§ **GIVEN TASK**:
Give the number of lines in this listing that contain the word "Ordenação", and nothing else.

(Dataset records)
* * * *

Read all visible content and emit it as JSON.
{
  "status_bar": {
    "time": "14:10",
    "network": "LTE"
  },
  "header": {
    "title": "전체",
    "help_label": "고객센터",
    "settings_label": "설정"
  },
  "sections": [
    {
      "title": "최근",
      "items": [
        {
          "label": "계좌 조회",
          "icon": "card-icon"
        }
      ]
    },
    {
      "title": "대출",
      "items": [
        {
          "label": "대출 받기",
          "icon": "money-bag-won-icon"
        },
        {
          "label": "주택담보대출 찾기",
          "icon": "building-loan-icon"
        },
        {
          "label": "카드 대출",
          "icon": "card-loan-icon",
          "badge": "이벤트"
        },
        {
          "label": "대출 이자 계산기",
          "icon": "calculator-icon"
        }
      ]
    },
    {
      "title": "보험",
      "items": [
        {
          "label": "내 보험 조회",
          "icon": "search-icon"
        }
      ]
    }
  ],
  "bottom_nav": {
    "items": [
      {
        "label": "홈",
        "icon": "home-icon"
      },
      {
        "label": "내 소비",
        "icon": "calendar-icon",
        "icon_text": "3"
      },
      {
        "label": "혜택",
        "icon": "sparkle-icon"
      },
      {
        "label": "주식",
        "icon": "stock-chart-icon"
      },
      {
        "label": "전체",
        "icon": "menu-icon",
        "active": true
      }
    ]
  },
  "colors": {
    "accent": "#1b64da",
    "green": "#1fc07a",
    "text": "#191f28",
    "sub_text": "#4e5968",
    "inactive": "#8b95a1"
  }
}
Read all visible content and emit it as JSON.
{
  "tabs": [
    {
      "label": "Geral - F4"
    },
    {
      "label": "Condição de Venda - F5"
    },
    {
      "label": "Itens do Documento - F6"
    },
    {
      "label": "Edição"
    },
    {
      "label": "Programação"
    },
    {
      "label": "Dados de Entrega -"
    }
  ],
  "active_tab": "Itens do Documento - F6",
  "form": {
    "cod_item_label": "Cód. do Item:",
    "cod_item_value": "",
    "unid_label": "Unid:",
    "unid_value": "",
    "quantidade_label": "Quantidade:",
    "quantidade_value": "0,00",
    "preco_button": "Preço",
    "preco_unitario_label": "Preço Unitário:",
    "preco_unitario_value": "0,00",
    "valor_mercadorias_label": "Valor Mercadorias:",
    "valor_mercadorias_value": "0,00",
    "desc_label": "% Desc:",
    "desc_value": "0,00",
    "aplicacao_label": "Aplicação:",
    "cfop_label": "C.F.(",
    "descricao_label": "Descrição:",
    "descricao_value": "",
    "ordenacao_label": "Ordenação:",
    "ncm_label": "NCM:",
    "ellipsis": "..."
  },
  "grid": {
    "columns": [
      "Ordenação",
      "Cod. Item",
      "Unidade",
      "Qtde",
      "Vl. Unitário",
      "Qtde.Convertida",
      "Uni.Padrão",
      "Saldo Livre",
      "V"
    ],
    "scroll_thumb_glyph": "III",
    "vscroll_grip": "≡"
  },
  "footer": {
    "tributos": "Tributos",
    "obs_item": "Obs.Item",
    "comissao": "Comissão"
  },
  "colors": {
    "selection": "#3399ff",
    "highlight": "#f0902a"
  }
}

* * * *

§ **SOLUTION TO THIS PROBLEM**:
2